◆ **Provided entries**:
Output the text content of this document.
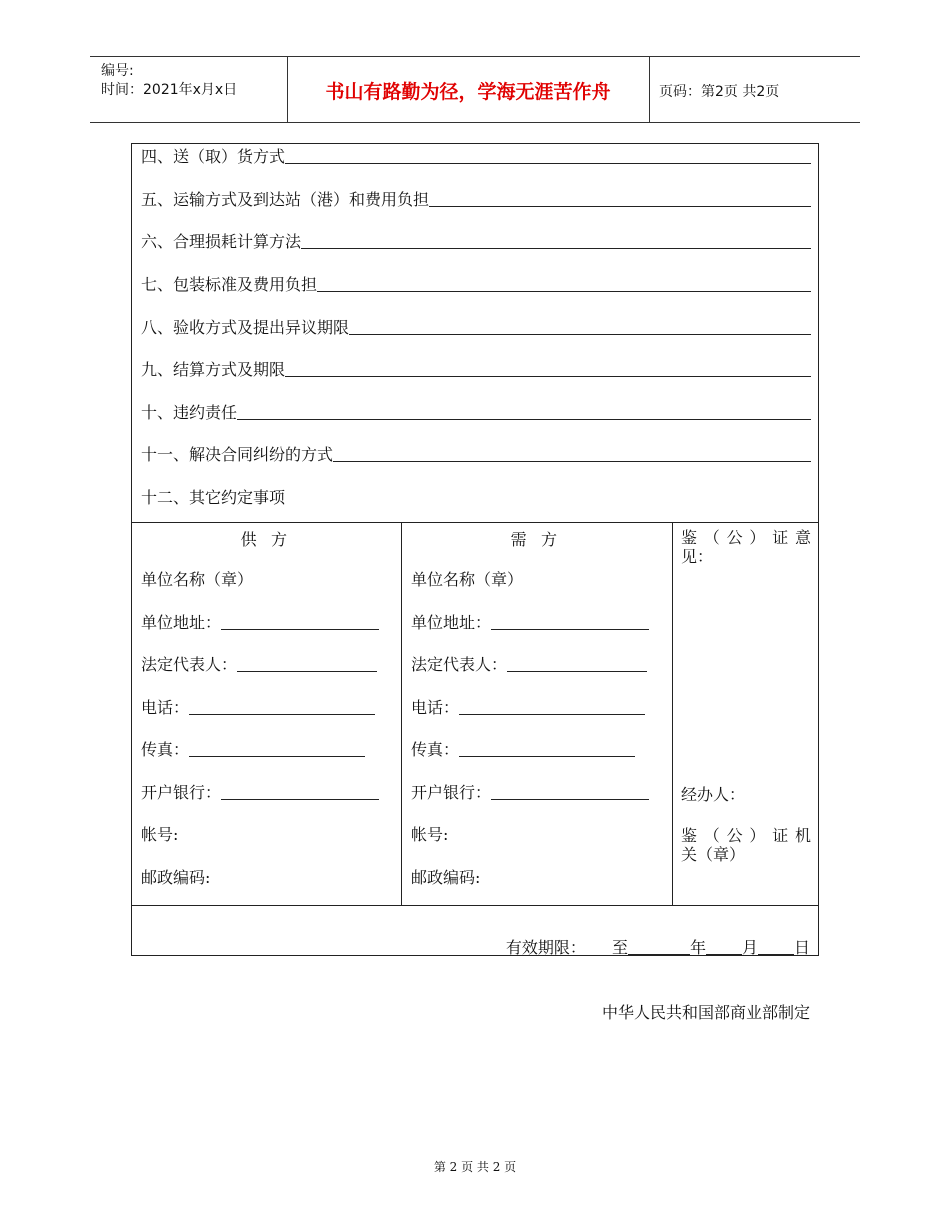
编号:
时间：2021年x月x日	书山有路勤为径，学海无涯苦作舟	页码：第2页 共2页
四、送（取）货方式
五、运输方式及到达站（港）和费用负担
六、合理损耗计算方法
七、包装标准及费用负担
八、验收方式及提出异议期限
九、结算方式及期限
十、违约责任
十一、解决合同纠纷的方式
十二、其它约定事项
供方
单位名称（章）
单位地址：
法定代表人：
电话：
传真：
开户银行：
帐号:
邮政编码:
需方
单位名称（章）
单位地址：
法定代表人：
电话：
传真：
开户银行：
帐号:
邮政编码:
鉴（公）证意
见：
经办人：
鉴（公）证机
关（章）
有效期限： 至	年 月 日
中华人民共和国部商业部制定
第 2 页 共 2 页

◆ **Exercise**: Repeat the material above word for word and skip every image in it.

◆ **Reply to the exercise**:
Output the text content of this document.
编号:
时间：2021年x月x日	书山有路勤为径，学海无涯苦作舟	页码：第2页 共2页
四、送（取）货方式
五、运输方式及到达站（港）和费用负担
六、合理损耗计算方法
七、包装标准及费用负担
八、验收方式及提出异议期限
九、结算方式及期限
十、违约责任
十一、解决合同纠纷的方式
十二、其它约定事项
供方
单位名称（章）
单位地址：
法定代表人：
电话：
传真：
开户银行：
帐号:
邮政编码:
需方
单位名称（章）
单位地址：
法定代表人：
电话：
传真：
开户银行：
帐号:
邮政编码:
鉴（公）证意
见：
经办人：
鉴（公）证机
关（章）
有效期限： 至	年 月 日
中华人民共和国部商业部制定
第 2 页 共 2 页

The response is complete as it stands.